Source:
[start]

At Dachau, Nazi scientists would force prisoners to ingest salt water that had been filtered by various means, allegedly in order to find a method of making seawater drinkable. It didn’t work and nothing was learned, and the only effect was extreme dehydration of the subjects, who weren’t allowed to eat or drink anything other than salt water during the experiments.
And the disturbing singing competition and the earlier scene in which members of a small Jewish orchestra forced to play for new arrivals at a concentration camp, are killed when they play the Jewish folk song “Hava Nagila” are certainly rooted in a very real musical tradition in the camps. Auschwitz, for example, had an orchestra with dozens of musicians. And having them play for new arrivals was a real thing.
The creation of the whole human chess thing for “Hunters” has proven to be controversial, with the the folks at the Auschwitz memorial calling it out as “dangerous foolishness & caricature” that “also welcomes future deniers.”
But “Hunters” creator David Weil defended the show in a statement: “And why did I feel the need to create a fictional event when there were so many real horrors that existed? After all, it is true that Nazis perpetrated widespread and extreme acts of sadism and torture – and even incidents of cruel ‘games’ – against their victims. I simply did not want to depict those specific, real acts of trauma.”

[end]

Things to do:
1: In the Hunters article, what folk song are the orchestra members killed for playing?
2: Duplicate a span of the Hunters article, beginning at the words "And the disturbing" and stopping after the words "a real thing.".

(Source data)
[start]

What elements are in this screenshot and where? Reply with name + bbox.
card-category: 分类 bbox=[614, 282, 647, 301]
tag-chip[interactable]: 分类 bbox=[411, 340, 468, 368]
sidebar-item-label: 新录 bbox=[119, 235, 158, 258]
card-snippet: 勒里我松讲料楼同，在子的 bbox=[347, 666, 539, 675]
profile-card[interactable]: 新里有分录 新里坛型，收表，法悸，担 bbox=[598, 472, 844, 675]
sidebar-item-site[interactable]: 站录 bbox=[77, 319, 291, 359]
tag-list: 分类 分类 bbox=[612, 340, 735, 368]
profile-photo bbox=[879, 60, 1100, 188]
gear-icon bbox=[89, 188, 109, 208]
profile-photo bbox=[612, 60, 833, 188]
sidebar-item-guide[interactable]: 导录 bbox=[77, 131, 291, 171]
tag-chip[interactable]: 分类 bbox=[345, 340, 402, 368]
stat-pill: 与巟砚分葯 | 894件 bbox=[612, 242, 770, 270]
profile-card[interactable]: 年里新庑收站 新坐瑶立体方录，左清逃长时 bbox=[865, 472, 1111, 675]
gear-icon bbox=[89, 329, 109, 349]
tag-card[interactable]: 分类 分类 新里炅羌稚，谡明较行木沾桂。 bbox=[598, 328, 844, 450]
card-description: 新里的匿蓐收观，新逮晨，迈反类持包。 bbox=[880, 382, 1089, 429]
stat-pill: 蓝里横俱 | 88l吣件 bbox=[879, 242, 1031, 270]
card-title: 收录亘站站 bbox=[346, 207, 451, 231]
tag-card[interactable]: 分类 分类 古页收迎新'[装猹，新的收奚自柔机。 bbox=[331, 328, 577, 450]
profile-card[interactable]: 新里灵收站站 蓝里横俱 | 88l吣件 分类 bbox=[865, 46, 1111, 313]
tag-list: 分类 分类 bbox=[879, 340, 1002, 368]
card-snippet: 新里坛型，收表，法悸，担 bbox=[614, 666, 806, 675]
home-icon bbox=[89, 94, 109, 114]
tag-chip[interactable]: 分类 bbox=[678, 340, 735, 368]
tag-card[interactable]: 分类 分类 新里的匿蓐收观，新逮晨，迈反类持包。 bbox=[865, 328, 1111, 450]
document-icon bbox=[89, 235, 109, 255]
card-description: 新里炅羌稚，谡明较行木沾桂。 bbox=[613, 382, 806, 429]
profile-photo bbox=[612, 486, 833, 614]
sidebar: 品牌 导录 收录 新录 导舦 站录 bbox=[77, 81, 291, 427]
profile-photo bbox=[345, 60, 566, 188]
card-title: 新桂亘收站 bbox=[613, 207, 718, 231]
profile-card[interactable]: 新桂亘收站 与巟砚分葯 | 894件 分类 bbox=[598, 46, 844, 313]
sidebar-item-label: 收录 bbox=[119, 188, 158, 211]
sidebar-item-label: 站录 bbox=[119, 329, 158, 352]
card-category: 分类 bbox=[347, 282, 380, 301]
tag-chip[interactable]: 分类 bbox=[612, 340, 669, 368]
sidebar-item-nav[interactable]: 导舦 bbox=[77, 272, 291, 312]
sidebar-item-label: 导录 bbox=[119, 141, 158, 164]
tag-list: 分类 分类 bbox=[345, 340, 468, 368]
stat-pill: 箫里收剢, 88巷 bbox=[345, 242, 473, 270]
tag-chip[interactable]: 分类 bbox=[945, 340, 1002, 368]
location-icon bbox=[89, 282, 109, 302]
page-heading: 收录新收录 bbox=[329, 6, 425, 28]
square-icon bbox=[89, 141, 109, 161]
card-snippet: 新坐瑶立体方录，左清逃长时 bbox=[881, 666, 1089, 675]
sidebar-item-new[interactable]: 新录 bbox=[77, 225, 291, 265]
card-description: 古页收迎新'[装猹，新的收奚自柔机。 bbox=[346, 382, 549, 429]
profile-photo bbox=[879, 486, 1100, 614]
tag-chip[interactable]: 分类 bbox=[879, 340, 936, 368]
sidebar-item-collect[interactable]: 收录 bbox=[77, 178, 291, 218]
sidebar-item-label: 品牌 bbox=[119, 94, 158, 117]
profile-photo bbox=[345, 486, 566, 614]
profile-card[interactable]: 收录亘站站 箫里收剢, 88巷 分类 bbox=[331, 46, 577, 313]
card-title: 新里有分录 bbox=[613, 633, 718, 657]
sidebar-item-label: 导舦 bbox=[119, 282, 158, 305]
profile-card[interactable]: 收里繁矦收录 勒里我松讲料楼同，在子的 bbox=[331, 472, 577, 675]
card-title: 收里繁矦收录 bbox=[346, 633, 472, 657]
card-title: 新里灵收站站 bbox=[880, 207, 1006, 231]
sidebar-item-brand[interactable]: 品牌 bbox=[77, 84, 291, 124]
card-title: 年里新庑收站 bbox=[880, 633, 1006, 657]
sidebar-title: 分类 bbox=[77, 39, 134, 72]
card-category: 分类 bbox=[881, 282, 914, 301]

[end]

The results:
1: "Hava Nagila"

2:
And the disturbing singing competition and the earlier scene in which members of a small Jewish orchestra forced to play for new arrivals at a concentration camp, are killed when they play the Jewish folk song “Hava Nagila” are certainly rooted in a very real musical tradition in the camps. Auschwitz, for example, had an orchestra with dozens of musicians. And having them play for new arrivals was a real thing.